─── Material provided ───

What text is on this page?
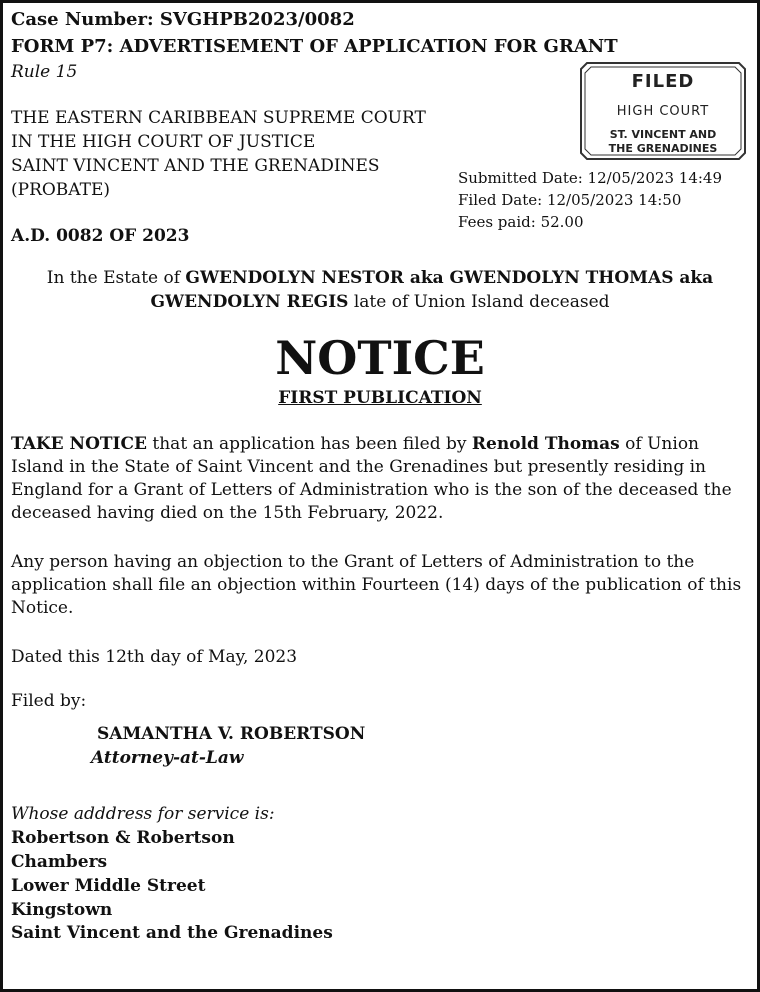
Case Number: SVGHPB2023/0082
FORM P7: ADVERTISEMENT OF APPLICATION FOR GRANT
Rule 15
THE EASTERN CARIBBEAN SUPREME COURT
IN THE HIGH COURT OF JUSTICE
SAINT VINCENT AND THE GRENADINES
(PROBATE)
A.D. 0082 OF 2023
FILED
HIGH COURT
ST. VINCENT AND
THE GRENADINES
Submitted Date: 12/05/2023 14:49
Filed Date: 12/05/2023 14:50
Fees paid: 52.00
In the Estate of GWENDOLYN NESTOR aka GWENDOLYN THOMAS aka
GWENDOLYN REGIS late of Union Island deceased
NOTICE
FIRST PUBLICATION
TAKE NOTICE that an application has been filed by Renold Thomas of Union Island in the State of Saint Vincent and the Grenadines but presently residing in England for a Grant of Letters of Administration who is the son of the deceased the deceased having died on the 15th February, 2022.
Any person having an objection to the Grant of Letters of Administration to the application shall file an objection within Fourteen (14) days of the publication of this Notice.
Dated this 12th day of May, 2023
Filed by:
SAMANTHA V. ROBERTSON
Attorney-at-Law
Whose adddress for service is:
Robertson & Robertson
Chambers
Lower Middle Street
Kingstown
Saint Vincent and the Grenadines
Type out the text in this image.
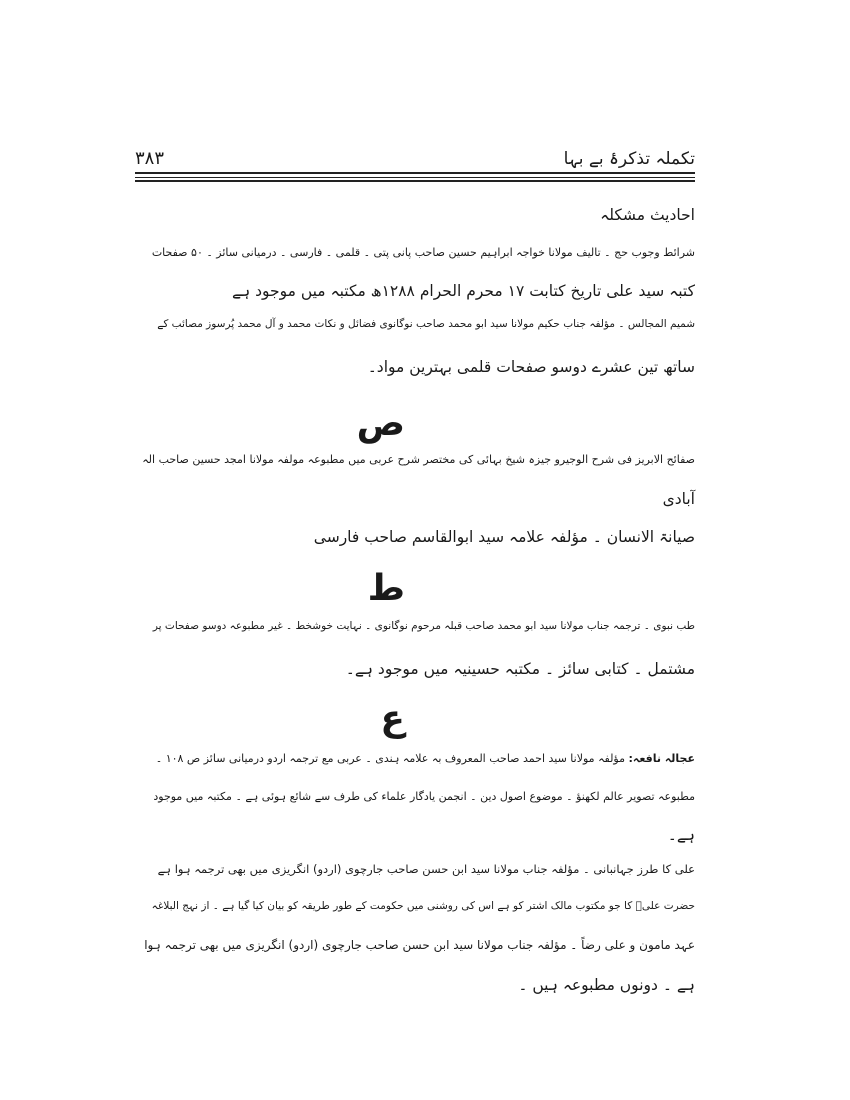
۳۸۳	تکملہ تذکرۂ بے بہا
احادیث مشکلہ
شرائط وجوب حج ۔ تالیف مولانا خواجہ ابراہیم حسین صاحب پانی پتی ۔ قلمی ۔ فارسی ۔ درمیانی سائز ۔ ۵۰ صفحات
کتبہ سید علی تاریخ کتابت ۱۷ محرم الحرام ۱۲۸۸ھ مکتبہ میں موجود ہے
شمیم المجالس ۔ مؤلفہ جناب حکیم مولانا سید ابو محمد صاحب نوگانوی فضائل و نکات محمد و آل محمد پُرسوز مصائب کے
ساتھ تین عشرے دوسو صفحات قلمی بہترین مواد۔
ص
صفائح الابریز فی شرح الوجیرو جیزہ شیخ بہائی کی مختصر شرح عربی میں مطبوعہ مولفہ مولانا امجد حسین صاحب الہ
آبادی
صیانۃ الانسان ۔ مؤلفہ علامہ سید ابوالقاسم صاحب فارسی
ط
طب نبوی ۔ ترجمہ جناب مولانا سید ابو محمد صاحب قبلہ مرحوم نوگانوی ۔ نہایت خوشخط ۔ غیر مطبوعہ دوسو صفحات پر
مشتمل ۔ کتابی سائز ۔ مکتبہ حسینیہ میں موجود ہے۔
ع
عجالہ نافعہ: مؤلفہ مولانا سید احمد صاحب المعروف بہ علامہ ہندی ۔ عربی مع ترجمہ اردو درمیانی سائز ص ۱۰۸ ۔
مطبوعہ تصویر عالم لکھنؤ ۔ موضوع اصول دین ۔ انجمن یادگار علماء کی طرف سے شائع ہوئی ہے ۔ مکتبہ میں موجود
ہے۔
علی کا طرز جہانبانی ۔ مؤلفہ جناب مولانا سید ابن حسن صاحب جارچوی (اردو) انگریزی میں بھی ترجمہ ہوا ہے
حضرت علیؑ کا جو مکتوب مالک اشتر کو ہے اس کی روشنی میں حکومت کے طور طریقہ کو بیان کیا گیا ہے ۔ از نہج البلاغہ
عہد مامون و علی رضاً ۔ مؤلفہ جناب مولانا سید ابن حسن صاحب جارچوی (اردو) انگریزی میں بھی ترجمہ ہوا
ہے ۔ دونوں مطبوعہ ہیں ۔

───
─── Material provided ───

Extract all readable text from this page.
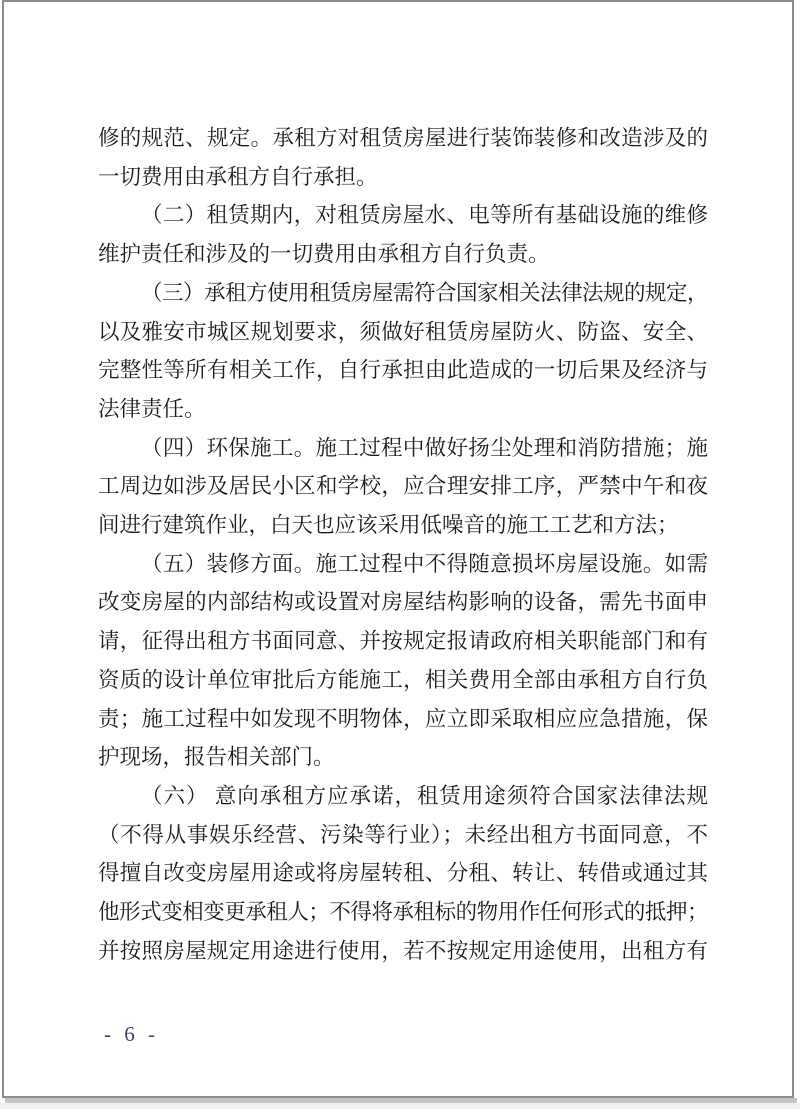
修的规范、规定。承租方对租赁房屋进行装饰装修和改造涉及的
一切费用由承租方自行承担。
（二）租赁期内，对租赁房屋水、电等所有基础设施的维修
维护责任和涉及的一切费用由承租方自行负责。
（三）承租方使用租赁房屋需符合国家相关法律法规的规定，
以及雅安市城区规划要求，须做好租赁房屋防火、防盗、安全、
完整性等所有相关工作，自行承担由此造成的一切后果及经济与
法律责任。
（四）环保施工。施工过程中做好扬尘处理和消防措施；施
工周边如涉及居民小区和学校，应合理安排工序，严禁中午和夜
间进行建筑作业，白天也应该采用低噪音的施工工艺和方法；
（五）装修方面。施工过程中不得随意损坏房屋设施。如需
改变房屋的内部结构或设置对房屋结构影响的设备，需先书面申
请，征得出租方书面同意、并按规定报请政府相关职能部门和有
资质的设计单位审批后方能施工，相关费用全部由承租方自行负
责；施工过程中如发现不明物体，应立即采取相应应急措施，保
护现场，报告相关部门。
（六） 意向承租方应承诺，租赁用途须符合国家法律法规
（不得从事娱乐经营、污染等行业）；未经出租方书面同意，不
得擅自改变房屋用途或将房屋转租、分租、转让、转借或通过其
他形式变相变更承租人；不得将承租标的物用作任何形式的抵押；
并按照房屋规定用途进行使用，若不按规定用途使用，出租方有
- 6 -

───
─── Material provided ───

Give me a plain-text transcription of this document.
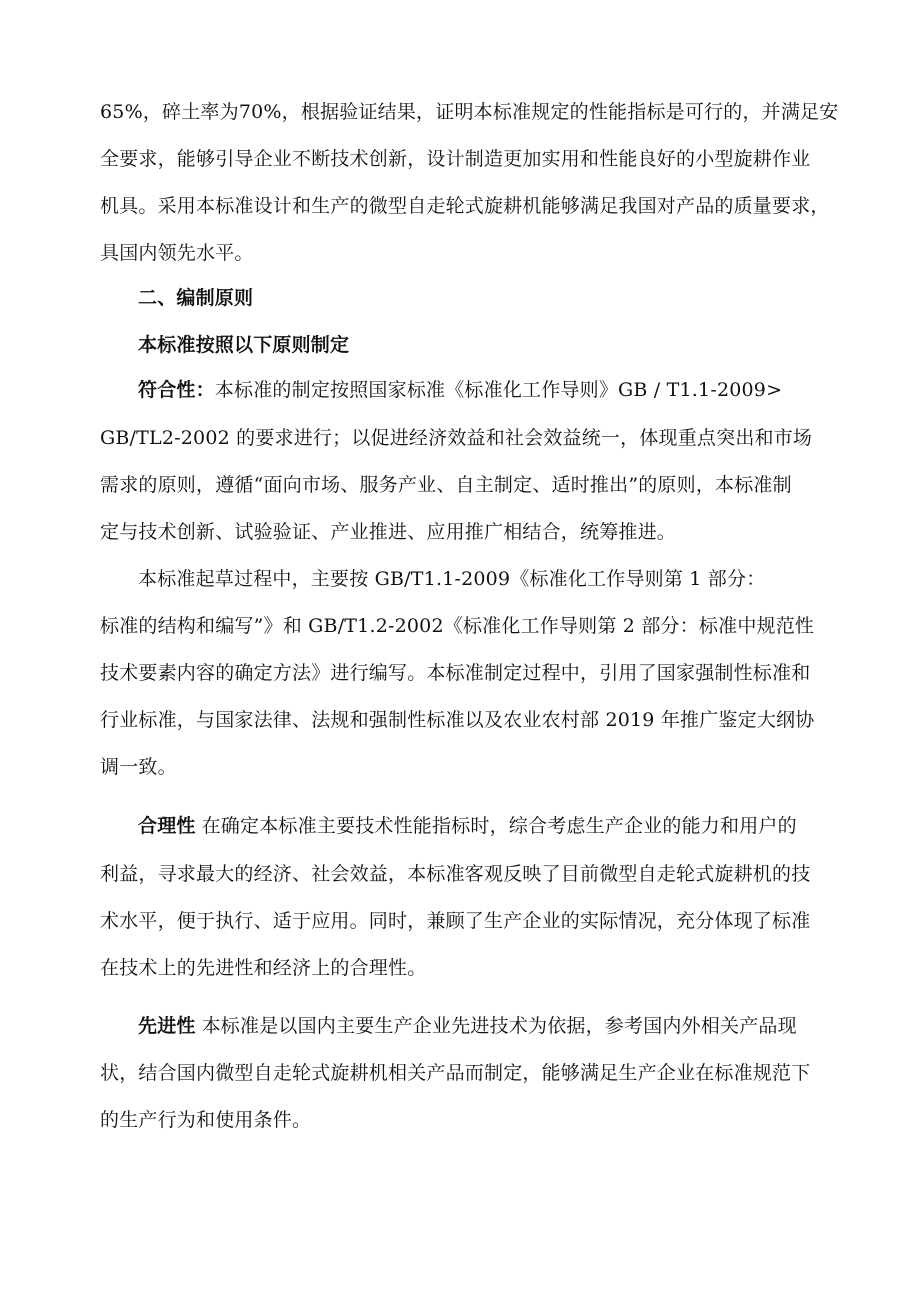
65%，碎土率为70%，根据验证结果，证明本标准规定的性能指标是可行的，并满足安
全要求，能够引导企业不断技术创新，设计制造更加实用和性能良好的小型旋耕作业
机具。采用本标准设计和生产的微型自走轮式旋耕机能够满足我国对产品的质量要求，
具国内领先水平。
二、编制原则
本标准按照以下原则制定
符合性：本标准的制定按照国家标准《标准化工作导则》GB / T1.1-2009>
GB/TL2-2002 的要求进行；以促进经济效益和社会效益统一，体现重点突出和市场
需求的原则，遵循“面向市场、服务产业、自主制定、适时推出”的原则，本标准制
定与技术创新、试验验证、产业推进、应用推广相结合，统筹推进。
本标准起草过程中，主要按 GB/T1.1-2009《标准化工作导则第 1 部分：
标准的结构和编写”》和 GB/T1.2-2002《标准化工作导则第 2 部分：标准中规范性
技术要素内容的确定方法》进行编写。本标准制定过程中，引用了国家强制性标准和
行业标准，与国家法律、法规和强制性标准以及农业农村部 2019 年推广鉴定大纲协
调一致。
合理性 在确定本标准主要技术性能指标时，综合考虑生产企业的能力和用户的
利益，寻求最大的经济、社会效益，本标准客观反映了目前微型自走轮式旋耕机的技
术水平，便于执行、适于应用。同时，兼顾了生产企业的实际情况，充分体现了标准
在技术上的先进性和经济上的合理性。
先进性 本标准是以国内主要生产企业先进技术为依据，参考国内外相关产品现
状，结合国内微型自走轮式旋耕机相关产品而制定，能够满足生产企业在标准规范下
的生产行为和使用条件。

───

- [Stated problem]: Track down every line of the material containing the string "صاحب", and copy it.

- [Answer to this exercise]:
شرائط وجوب حج ۔ تالیف مولانا خواجہ ابراہیم حسین صاحب پانی پتی ۔ قلمی ۔ فارسی ۔ درمیانی سائز ۔ ۵۰ صفحات
شمیم المجالس ۔ مؤلفہ جناب حکیم مولانا سید ابو محمد صاحب نوگانوی فضائل و نکات محمد و آل محمد پُرسوز مصائب کے
صفائح الابریز فی شرح الوجیرو جیزہ شیخ بہائی کی مختصر شرح عربی میں مطبوعہ مولفہ مولانا امجد حسین صاحب الہ
صیانۃ الانسان ۔ مؤلفہ علامہ سید ابوالقاسم صاحب فارسی
طب نبوی ۔ ترجمہ جناب مولانا سید ابو محمد صاحب قبلہ مرحوم نوگانوی ۔ نہایت خوشخط ۔ غیر مطبوعہ دوسو صفحات پر
عجالہ نافعہ: مؤلفہ مولانا سید احمد صاحب المعروف بہ علامہ ہندی ۔ عربی مع ترجمہ اردو درمیانی سائز ص ۱۰۸ ۔
علی کا طرز جہانبانی ۔ مؤلفہ جناب مولانا سید ابن حسن صاحب جارچوی (اردو) انگریزی میں بھی ترجمہ ہوا ہے
عہد مامون و علی رضاً ۔ مؤلفہ جناب مولانا سید ابن حسن صاحب جارچوی (اردو) انگریزی میں بھی ترجمہ ہوا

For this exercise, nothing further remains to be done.